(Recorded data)
-- begin --

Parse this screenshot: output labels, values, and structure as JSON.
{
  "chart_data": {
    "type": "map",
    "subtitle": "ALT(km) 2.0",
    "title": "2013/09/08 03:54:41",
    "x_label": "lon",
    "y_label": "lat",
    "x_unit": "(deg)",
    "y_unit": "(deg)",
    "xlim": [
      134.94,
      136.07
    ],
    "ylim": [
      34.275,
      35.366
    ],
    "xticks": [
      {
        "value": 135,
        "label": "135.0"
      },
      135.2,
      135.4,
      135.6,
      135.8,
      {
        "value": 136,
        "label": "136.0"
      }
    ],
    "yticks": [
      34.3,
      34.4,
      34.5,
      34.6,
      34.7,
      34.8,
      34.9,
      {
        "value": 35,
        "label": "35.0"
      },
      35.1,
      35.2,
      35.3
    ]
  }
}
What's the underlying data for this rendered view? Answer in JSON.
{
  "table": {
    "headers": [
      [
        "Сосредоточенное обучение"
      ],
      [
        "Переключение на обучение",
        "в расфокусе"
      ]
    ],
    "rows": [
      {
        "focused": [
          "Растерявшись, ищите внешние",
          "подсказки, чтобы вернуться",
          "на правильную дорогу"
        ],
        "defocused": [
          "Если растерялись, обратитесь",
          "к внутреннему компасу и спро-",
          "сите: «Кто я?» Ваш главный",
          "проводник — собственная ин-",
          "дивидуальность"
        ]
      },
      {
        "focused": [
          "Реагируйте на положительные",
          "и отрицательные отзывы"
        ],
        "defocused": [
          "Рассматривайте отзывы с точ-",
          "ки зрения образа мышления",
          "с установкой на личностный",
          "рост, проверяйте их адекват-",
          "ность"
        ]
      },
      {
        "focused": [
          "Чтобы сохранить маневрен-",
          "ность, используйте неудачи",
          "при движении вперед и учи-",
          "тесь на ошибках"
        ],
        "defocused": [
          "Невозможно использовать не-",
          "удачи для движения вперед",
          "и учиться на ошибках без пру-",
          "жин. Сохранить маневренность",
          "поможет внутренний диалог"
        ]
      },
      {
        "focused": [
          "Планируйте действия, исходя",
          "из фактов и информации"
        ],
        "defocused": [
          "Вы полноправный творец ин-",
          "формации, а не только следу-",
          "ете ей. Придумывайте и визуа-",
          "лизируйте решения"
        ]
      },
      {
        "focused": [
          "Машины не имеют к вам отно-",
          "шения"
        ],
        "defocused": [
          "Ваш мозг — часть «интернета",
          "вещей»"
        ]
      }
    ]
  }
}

-- end --

[GIVEN EXERCISE]:
Take the data above and return it exactly.

[THE OUTPUT]:
Parse this screenshot: output labels, values, and structure as JSON.
{
  "chart_data": {
    "type": "map",
    "subtitle": "ALT(km) 2.0",
    "title": "2013/09/08 03:54:41",
    "x_label": "lon",
    "y_label": "lat",
    "x_unit": "(deg)",
    "y_unit": "(deg)",
    "xlim": [
      134.94,
      136.07
    ],
    "ylim": [
      34.275,
      35.366
    ],
    "xticks": [
      {
        "value": 135,
        "label": "135.0"
      },
      135.2,
      135.4,
      135.6,
      135.8,
      {
        "value": 136,
        "label": "136.0"
      }
    ],
    "yticks": [
      34.3,
      34.4,
      34.5,
      34.6,
      34.7,
      34.8,
      34.9,
      {
        "value": 35,
        "label": "35.0"
      },
      35.1,
      35.2,
      35.3
    ]
  }
}
What's the underlying data for this rendered view? Answer in JSON.
{
  "table": {
    "headers": [
      [
        "Сосредоточенное обучение"
      ],
      [
        "Переключение на обучение",
        "в расфокусе"
      ]
    ],
    "rows": [
      {
        "focused": [
          "Растерявшись, ищите внешние",
          "подсказки, чтобы вернуться",
          "на правильную дорогу"
        ],
        "defocused": [
          "Если растерялись, обратитесь",
          "к внутреннему компасу и спро-",
          "сите: «Кто я?» Ваш главный",
          "проводник — собственная ин-",
          "дивидуальность"
        ]
      },
      {
        "focused": [
          "Реагируйте на положительные",
          "и отрицательные отзывы"
        ],
        "defocused": [
          "Рассматривайте отзывы с точ-",
          "ки зрения образа мышления",
          "с установкой на личностный",
          "рост, проверяйте их адекват-",
          "ность"
        ]
      },
      {
        "focused": [
          "Чтобы сохранить маневрен-",
          "ность, используйте неудачи",
          "при движении вперед и учи-",
          "тесь на ошибках"
        ],
        "defocused": [
          "Невозможно использовать не-",
          "удачи для движения вперед",
          "и учиться на ошибках без пру-",
          "жин. Сохранить маневренность",
          "поможет внутренний диалог"
        ]
      },
      {
        "focused": [
          "Планируйте действия, исходя",
          "из фактов и информации"
        ],
        "defocused": [
          "Вы полноправный творец ин-",
          "формации, а не только следу-",
          "ете ей. Придумывайте и визуа-",
          "лизируйте решения"
        ]
      },
      {
        "focused": [
          "Машины не имеют к вам отно-",
          "шения"
        ],
        "defocused": [
          "Ваш мозг — часть «интернета",
          "вещей»"
        ]
      }
    ]
  }
}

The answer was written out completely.